-- begin Given information --

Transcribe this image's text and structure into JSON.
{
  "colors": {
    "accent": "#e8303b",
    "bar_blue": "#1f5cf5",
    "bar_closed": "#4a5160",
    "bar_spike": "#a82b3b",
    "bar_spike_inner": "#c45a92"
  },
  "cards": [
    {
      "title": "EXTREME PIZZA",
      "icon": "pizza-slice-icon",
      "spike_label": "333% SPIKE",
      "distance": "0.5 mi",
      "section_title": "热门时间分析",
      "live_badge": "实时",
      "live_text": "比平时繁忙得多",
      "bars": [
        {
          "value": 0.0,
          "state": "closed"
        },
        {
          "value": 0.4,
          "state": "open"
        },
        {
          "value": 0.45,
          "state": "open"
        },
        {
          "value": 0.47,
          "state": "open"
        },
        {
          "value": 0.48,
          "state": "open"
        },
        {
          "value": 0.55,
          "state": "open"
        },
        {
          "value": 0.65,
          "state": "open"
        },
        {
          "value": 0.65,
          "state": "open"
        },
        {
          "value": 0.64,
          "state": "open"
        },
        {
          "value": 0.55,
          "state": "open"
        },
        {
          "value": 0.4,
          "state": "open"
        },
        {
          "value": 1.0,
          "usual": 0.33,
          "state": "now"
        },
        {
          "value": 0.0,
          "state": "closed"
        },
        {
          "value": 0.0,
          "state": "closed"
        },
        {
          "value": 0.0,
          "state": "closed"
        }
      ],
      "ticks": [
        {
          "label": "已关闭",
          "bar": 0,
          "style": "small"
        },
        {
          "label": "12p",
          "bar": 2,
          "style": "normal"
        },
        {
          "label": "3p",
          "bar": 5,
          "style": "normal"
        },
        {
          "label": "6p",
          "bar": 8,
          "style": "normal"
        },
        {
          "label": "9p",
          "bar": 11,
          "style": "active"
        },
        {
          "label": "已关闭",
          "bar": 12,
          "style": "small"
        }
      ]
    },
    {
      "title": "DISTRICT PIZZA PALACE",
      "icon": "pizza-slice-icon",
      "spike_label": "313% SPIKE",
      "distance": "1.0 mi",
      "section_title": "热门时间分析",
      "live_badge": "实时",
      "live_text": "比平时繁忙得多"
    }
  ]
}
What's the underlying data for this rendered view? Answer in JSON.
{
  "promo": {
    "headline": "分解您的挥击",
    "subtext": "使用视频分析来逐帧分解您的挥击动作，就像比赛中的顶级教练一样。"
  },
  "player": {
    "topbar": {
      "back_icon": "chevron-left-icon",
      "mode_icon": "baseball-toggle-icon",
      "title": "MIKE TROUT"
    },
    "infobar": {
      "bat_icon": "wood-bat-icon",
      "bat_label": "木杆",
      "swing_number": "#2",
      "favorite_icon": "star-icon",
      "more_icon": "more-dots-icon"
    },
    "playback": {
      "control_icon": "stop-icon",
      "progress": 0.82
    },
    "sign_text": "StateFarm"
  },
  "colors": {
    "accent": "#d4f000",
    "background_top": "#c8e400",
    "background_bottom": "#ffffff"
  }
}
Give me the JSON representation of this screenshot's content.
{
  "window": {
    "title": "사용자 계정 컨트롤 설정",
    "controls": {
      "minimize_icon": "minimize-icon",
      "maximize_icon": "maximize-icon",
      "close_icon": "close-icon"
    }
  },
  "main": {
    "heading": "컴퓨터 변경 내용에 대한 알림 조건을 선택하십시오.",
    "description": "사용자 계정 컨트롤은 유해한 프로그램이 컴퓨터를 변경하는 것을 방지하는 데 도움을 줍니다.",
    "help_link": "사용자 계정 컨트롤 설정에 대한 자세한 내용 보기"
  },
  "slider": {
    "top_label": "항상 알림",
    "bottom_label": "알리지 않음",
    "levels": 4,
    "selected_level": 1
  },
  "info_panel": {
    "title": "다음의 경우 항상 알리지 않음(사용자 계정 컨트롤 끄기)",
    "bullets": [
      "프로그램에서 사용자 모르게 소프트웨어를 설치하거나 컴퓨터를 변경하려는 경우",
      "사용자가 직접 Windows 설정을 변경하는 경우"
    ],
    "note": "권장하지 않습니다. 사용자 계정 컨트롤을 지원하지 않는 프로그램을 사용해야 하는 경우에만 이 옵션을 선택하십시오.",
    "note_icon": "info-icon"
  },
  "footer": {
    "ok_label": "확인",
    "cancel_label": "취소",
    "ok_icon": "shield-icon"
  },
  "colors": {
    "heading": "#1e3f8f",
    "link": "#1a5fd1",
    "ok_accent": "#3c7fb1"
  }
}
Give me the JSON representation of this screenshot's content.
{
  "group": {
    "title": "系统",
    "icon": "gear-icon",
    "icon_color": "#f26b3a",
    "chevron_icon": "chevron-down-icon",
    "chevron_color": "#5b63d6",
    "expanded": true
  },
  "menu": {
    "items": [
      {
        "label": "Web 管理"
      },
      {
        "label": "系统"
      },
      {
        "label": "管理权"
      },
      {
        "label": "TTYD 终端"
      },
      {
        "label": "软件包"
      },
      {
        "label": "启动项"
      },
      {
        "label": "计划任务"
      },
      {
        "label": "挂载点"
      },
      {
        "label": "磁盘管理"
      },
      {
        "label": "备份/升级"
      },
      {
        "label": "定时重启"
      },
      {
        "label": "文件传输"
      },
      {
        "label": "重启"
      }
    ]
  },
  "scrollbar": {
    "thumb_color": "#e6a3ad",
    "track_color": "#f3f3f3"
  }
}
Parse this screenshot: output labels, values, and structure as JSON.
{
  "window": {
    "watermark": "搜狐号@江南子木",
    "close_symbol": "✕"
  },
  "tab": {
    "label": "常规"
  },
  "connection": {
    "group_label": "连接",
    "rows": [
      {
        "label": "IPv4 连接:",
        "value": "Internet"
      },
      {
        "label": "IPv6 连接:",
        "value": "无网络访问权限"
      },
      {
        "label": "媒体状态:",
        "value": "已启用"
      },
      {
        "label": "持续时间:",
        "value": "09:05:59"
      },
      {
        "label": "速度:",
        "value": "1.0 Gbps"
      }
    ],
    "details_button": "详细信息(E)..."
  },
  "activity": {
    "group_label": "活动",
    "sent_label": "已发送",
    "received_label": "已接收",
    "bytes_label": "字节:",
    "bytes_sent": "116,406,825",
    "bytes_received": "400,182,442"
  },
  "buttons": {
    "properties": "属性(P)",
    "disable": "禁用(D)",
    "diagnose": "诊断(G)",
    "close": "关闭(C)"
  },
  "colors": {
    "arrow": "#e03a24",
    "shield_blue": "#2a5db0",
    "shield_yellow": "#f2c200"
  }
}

-- end Given information --

[What is being asked]
Exactly as written, please output every entry.

[Correct answer]
Transcribe this image's text and structure into JSON.
{
  "colors": {
    "accent": "#e8303b",
    "bar_blue": "#1f5cf5",
    "bar_closed": "#4a5160",
    "bar_spike": "#a82b3b",
    "bar_spike_inner": "#c45a92"
  },
  "cards": [
    {
      "title": "EXTREME PIZZA",
      "icon": "pizza-slice-icon",
      "spike_label": "333% SPIKE",
      "distance": "0.5 mi",
      "section_title": "热门时间分析",
      "live_badge": "实时",
      "live_text": "比平时繁忙得多",
      "bars": [
        {
          "value": 0.0,
          "state": "closed"
        },
        {
          "value": 0.4,
          "state": "open"
        },
        {
          "value": 0.45,
          "state": "open"
        },
        {
          "value": 0.47,
          "state": "open"
        },
        {
          "value": 0.48,
          "state": "open"
        },
        {
          "value": 0.55,
          "state": "open"
        },
        {
          "value": 0.65,
          "state": "open"
        },
        {
          "value": 0.65,
          "state": "open"
        },
        {
          "value": 0.64,
          "state": "open"
        },
        {
          "value": 0.55,
          "state": "open"
        },
        {
          "value": 0.4,
          "state": "open"
        },
        {
          "value": 1.0,
          "usual": 0.33,
          "state": "now"
        },
        {
          "value": 0.0,
          "state": "closed"
        },
        {
          "value": 0.0,
          "state": "closed"
        },
        {
          "value": 0.0,
          "state": "closed"
        }
      ],
      "ticks": [
        {
          "label": "已关闭",
          "bar": 0,
          "style": "small"
        },
        {
          "label": "12p",
          "bar": 2,
          "style": "normal"
        },
        {
          "label": "3p",
          "bar": 5,
          "style": "normal"
        },
        {
          "label": "6p",
          "bar": 8,
          "style": "normal"
        },
        {
          "label": "9p",
          "bar": 11,
          "style": "active"
        },
        {
          "label": "已关闭",
          "bar": 12,
          "style": "small"
        }
      ]
    },
    {
      "title": "DISTRICT PIZZA PALACE",
      "icon": "pizza-slice-icon",
      "spike_label": "313% SPIKE",
      "distance": "1.0 mi",
      "section_title": "热门时间分析",
      "live_badge": "实时",
      "live_text": "比平时繁忙得多"
    }
  ]
}
What's the underlying data for this rendered view? Answer in JSON.
{
  "promo": {
    "headline": "分解您的挥击",
    "subtext": "使用视频分析来逐帧分解您的挥击动作，就像比赛中的顶级教练一样。"
  },
  "player": {
    "topbar": {
      "back_icon": "chevron-left-icon",
      "mode_icon": "baseball-toggle-icon",
      "title": "MIKE TROUT"
    },
    "infobar": {
      "bat_icon": "wood-bat-icon",
      "bat_label": "木杆",
      "swing_number": "#2",
      "favorite_icon": "star-icon",
      "more_icon": "more-dots-icon"
    },
    "playback": {
      "control_icon": "stop-icon",
      "progress": 0.82
    },
    "sign_text": "StateFarm"
  },
  "colors": {
    "accent": "#d4f000",
    "background_top": "#c8e400",
    "background_bottom": "#ffffff"
  }
}
Give me the JSON representation of this screenshot's content.
{
  "window": {
    "title": "사용자 계정 컨트롤 설정",
    "controls": {
      "minimize_icon": "minimize-icon",
      "maximize_icon": "maximize-icon",
      "close_icon": "close-icon"
    }
  },
  "main": {
    "heading": "컴퓨터 변경 내용에 대한 알림 조건을 선택하십시오.",
    "description": "사용자 계정 컨트롤은 유해한 프로그램이 컴퓨터를 변경하는 것을 방지하는 데 도움을 줍니다.",
    "help_link": "사용자 계정 컨트롤 설정에 대한 자세한 내용 보기"
  },
  "slider": {
    "top_label": "항상 알림",
    "bottom_label": "알리지 않음",
    "levels": 4,
    "selected_level": 1
  },
  "info_panel": {
    "title": "다음의 경우 항상 알리지 않음(사용자 계정 컨트롤 끄기)",
    "bullets": [
      "프로그램에서 사용자 모르게 소프트웨어를 설치하거나 컴퓨터를 변경하려는 경우",
      "사용자가 직접 Windows 설정을 변경하는 경우"
    ],
    "note": "권장하지 않습니다. 사용자 계정 컨트롤을 지원하지 않는 프로그램을 사용해야 하는 경우에만 이 옵션을 선택하십시오.",
    "note_icon": "info-icon"
  },
  "footer": {
    "ok_label": "확인",
    "cancel_label": "취소",
    "ok_icon": "shield-icon"
  },
  "colors": {
    "heading": "#1e3f8f",
    "link": "#1a5fd1",
    "ok_accent": "#3c7fb1"
  }
}
Give me the JSON representation of this screenshot's content.
{
  "group": {
    "title": "系统",
    "icon": "gear-icon",
    "icon_color": "#f26b3a",
    "chevron_icon": "chevron-down-icon",
    "chevron_color": "#5b63d6",
    "expanded": true
  },
  "menu": {
    "items": [
      {
        "label": "Web 管理"
      },
      {
        "label": "系统"
      },
      {
        "label": "管理权"
      },
      {
        "label": "TTYD 终端"
      },
      {
        "label": "软件包"
      },
      {
        "label": "启动项"
      },
      {
        "label": "计划任务"
      },
      {
        "label": "挂载点"
      },
      {
        "label": "磁盘管理"
      },
      {
        "label": "备份/升级"
      },
      {
        "label": "定时重启"
      },
      {
        "label": "文件传输"
      },
      {
        "label": "重启"
      }
    ]
  },
  "scrollbar": {
    "thumb_color": "#e6a3ad",
    "track_color": "#f3f3f3"
  }
}
Parse this screenshot: output labels, values, and structure as JSON.
{
  "window": {
    "watermark": "搜狐号@江南子木",
    "close_symbol": "✕"
  },
  "tab": {
    "label": "常规"
  },
  "connection": {
    "group_label": "连接",
    "rows": [
      {
        "label": "IPv4 连接:",
        "value": "Internet"
      },
      {
        "label": "IPv6 连接:",
        "value": "无网络访问权限"
      },
      {
        "label": "媒体状态:",
        "value": "已启用"
      },
      {
        "label": "持续时间:",
        "value": "09:05:59"
      },
      {
        "label": "速度:",
        "value": "1.0 Gbps"
      }
    ],
    "details_button": "详细信息(E)..."
  },
  "activity": {
    "group_label": "活动",
    "sent_label": "已发送",
    "received_label": "已接收",
    "bytes_label": "字节:",
    "bytes_sent": "116,406,825",
    "bytes_received": "400,182,442"
  },
  "buttons": {
    "properties": "属性(P)",
    "disable": "禁用(D)",
    "diagnose": "诊断(G)",
    "close": "关闭(C)"
  },
  "colors": {
    "arrow": "#e03a24",
    "shield_blue": "#2a5db0",
    "shield_yellow": "#f2c200"
  }
}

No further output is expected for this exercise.